» Text provided:
Ayushman Bhava is an Indian television series which aired on STAR Bharat. The series stars Avinash Sachdev and Sumit Bhardwaj.

Plot
Set in present-day Mathura, Krish Mehra (Ricky Patel / Sumit Bhardwaj) is the troubled son of Madhav and Sudha Mehra who grows up recalling his past life when he was Avinash Dubey (Avinash Sachdev), a software engineer who was betrayed and killed by his best friend, girlfriend, and boss. The story is about Krish and how he takes his revenge on those who killed him in his past life.

Cast
 Avinash Sachdev as Avinash Dubey: Kailashnath and Kaushalya's son; Pragati's younger brother;Samaira's former boyfriend; Sudheer's former friend; Krish's past life (Dead)
 Ricky Patel as Child Krishna "Krish" Mehra
 Sumit Bhardwaj as Krishna "Krish" Mehra: Madhav and Sudha's son;Kavya's husband;Avinash's reincarnation
 Megha Gupta / Kajal Jain as Samaira Singhania: Gayatri's daughter; Vikrant's wife; Kavya's step-mother;Avinash's former girlfriend
 Manish Goel as Vikrant Singhania:Mai's son;Babli's brother; Samaira's husband; Kavya's father; one of Avinash's murderers
 Tisha Kapoor as Kavya “Gungun” Mehra (née Singhania) : Vikrant's daughter; Samaira's step-daughter;Mai's granddaughter; Krish's wife
 Sudha Chandran as Mrs. Singhania / Mai: Vikrant and Babli's mother;Kavya's grandmother
 Kapil Srivastav as Sudheer Mathur: Babli's husband;Avinash's former friend; One of Avinash's murderers
 Urmimala Sinha Roy as Babli Mathur (née Singhania) : Vikrant's sister; Mai's daughter; Sudheer's wife 
 Mahesh Badal as Badri Narayan
 Krishna Shetty as Rudra: Avinash's former friend;one of Avinash's murderers
 Shahab Khan as Kailashnath Dubey
 Savita Prabhune as Kaushalya Dubey
 Sayaji Shinde as Sub-Inspector Govind Mathre: One of Avinash's murderers (dead)

» Given information:
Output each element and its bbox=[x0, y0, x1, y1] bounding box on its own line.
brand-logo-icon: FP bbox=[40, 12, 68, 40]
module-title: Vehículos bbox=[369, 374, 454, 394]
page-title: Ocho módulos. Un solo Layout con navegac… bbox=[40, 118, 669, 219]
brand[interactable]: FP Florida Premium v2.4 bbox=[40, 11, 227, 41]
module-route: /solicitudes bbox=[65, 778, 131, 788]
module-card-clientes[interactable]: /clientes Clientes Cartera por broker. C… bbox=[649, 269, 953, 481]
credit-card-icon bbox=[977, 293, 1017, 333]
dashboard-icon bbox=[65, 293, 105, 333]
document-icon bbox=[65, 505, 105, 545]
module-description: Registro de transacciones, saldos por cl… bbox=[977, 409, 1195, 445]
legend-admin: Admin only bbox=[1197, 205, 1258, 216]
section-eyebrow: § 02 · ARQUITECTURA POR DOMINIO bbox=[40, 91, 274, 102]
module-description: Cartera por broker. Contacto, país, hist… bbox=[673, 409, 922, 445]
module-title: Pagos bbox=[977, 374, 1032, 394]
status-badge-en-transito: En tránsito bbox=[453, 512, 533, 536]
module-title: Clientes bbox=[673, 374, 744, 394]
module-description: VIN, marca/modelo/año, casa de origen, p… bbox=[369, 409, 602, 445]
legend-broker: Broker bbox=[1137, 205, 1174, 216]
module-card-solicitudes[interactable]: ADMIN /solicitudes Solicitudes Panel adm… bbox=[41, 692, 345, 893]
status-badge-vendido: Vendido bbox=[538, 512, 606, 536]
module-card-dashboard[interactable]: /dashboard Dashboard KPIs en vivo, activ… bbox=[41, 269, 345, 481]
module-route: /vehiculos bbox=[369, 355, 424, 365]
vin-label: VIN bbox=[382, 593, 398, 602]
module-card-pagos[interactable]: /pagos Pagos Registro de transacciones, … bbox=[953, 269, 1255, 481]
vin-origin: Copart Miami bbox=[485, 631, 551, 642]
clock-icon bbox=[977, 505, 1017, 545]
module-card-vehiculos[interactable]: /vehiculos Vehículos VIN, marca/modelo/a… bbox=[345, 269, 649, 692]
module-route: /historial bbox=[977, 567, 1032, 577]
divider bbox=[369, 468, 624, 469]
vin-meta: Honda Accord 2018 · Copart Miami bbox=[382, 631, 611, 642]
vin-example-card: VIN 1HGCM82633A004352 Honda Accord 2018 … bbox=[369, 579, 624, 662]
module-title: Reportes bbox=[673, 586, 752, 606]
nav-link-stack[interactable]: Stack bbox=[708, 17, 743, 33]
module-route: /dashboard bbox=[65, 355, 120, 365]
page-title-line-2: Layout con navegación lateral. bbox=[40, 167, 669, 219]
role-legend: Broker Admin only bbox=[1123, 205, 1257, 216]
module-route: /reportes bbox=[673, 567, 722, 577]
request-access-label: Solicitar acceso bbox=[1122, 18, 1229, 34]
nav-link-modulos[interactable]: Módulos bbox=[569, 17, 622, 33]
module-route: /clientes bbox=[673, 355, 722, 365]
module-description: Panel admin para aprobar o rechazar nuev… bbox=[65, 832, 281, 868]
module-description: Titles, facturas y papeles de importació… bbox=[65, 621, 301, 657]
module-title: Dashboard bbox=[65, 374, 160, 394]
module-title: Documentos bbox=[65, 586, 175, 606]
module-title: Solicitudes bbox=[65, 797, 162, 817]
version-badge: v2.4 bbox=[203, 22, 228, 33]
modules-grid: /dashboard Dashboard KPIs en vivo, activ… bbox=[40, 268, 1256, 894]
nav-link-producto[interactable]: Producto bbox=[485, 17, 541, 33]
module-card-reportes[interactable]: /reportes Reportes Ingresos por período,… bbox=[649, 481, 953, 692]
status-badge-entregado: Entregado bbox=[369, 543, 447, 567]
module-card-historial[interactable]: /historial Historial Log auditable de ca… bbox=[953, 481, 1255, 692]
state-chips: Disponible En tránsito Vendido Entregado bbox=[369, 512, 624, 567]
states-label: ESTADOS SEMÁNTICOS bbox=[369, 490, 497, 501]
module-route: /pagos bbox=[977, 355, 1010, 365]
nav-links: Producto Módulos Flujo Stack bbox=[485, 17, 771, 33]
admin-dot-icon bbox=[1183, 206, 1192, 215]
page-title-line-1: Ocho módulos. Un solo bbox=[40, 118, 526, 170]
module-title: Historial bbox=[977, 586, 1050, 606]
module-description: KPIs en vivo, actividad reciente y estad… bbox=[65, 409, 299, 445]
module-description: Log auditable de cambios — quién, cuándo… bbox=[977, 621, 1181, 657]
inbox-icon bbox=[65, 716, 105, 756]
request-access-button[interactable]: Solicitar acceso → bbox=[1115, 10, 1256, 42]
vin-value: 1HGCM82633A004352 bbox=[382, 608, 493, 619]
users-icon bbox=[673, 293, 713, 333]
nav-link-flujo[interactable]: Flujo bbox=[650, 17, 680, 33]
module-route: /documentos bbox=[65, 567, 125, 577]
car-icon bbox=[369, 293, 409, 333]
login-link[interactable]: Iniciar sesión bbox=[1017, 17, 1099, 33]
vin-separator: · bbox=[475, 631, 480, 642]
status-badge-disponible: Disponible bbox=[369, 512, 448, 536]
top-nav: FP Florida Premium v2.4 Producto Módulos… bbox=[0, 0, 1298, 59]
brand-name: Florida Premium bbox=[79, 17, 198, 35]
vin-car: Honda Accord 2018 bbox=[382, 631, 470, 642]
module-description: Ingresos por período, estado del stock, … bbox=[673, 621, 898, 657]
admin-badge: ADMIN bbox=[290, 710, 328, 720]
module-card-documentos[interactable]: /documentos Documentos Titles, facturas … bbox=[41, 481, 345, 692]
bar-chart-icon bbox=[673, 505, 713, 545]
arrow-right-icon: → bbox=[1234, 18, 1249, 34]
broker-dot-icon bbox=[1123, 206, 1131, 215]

» Given problem:
From the cast list in the Ayushman Bhava article, name every character described as one of Avinash's murderers, along with the actor who plays each.

» Exercise answer:
- Vikrant Singhania (Manish Goel)
- Sudheer Mathur (Kapil Srivastav)
- Rudra (Krishna Shetty)
- Sub-Inspector Govind Mathre (Sayaji Shinde)